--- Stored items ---
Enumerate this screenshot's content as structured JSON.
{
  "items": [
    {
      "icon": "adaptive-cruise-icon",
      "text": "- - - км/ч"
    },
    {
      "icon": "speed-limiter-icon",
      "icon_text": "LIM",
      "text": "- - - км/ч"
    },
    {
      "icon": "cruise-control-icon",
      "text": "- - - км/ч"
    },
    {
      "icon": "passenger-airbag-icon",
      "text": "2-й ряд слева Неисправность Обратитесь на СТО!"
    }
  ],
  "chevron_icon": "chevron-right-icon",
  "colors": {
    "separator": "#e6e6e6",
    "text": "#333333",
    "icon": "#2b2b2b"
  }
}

--- TASK REQUIREMENTS ---
Transcribe all of the entries without altering anything.

--- EXERCISE OUTPUT ---
Enumerate this screenshot's content as structured JSON.
{
  "items": [
    {
      "icon": "adaptive-cruise-icon",
      "text": "- - - км/ч"
    },
    {
      "icon": "speed-limiter-icon",
      "icon_text": "LIM",
      "text": "- - - км/ч"
    },
    {
      "icon": "cruise-control-icon",
      "text": "- - - км/ч"
    },
    {
      "icon": "passenger-airbag-icon",
      "text": "2-й ряд слева Неисправность Обратитесь на СТО!"
    }
  ],
  "chevron_icon": "chevron-right-icon",
  "colors": {
    "separator": "#e6e6e6",
    "text": "#333333",
    "icon": "#2b2b2b"
  }
}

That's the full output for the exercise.